BEGIN Records for this exercise

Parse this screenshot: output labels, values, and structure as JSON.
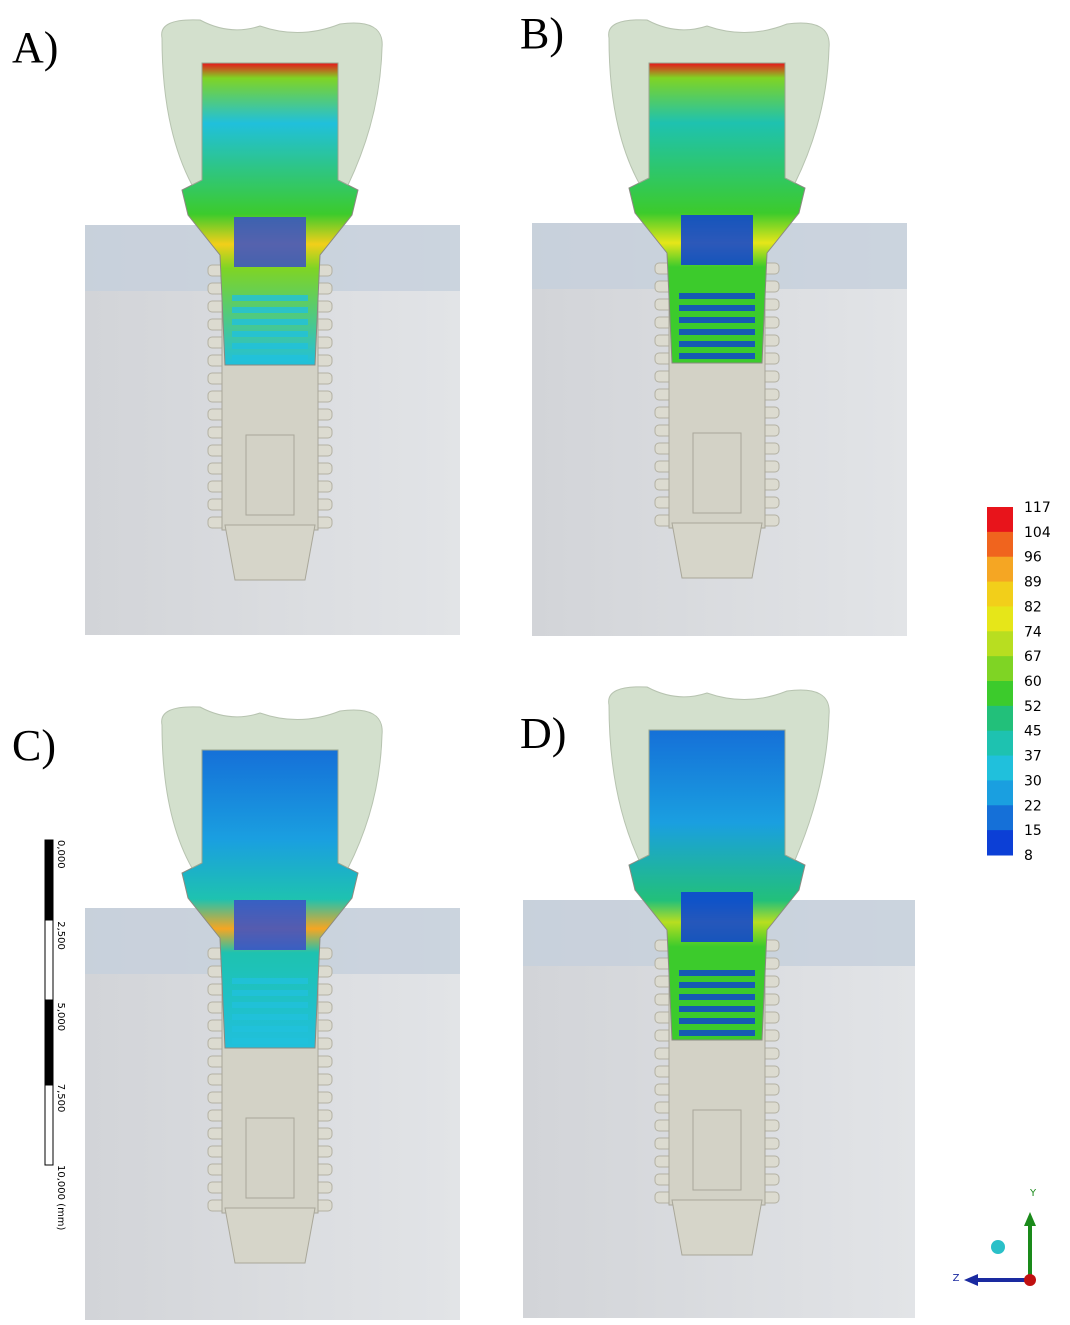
{
  "panels": [
    {
      "label": "A)"
    },
    {
      "label": "B)"
    },
    {
      "label": "C)"
    },
    {
      "label": "D)"
    }
  ],
  "legend": {
    "values": [
      "117",
      "104",
      "96",
      "89",
      "82",
      "74",
      "67",
      "60",
      "52",
      "45",
      "37",
      "30",
      "22",
      "15",
      "8"
    ],
    "colors": [
      "#e8141b",
      "#f0641e",
      "#f5a623",
      "#f2cf1a",
      "#e6e619",
      "#b8de20",
      "#7fd424",
      "#3ccb2c",
      "#22c07a",
      "#1ec2b0",
      "#20c0dc",
      "#1a9fe0",
      "#1570d8",
      "#0c3fd6"
    ]
  },
  "scale_bar": {
    "labels": [
      "0,000",
      "2,500",
      "5,000",
      "7,500",
      "10,000 (mm)"
    ]
  },
  "triad": {
    "y": "Y",
    "z": "Z"
  }
}
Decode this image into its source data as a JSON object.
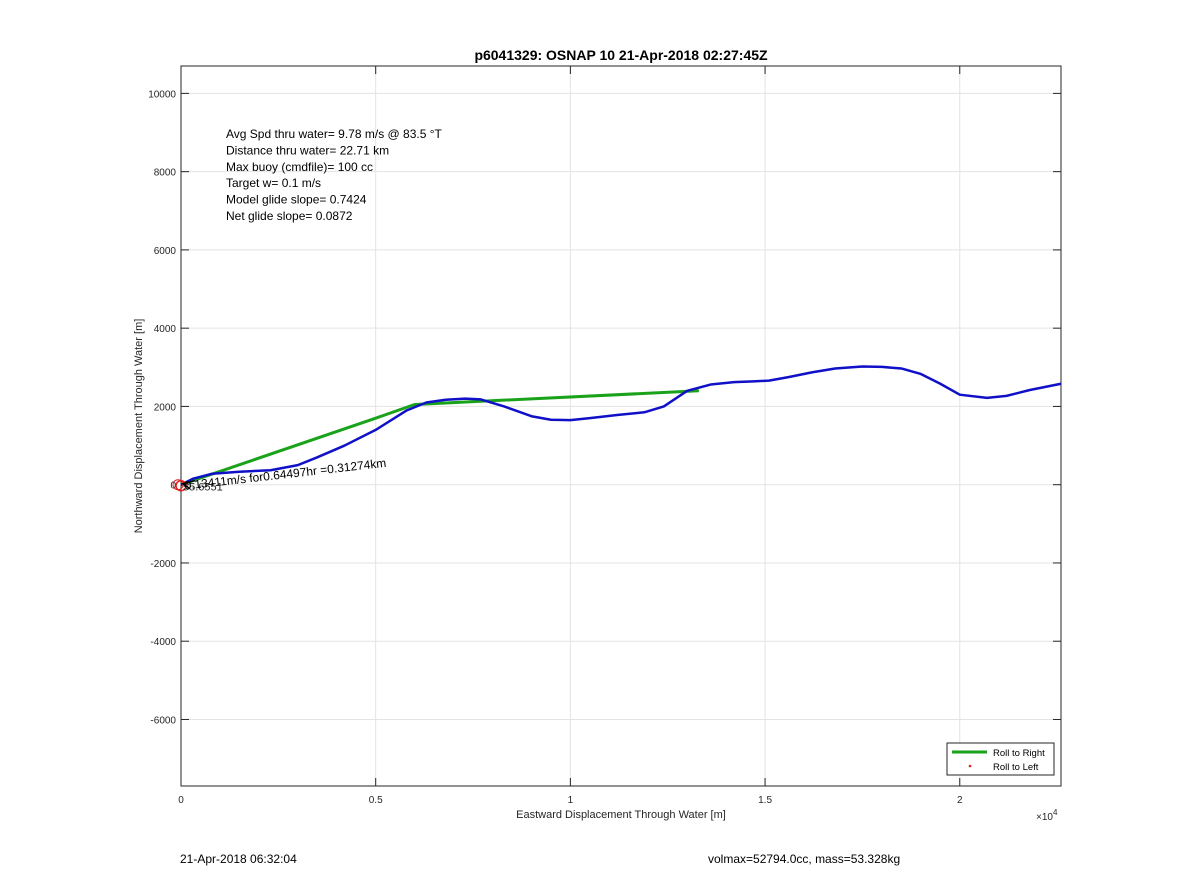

END Records for this exercise

◆ The request
Scan the listing above for the word "labels" and show each line where it is found.

◆ Response to this exercise
Parse this screenshot: output labels, values, and structure as JSON.
    "labels": [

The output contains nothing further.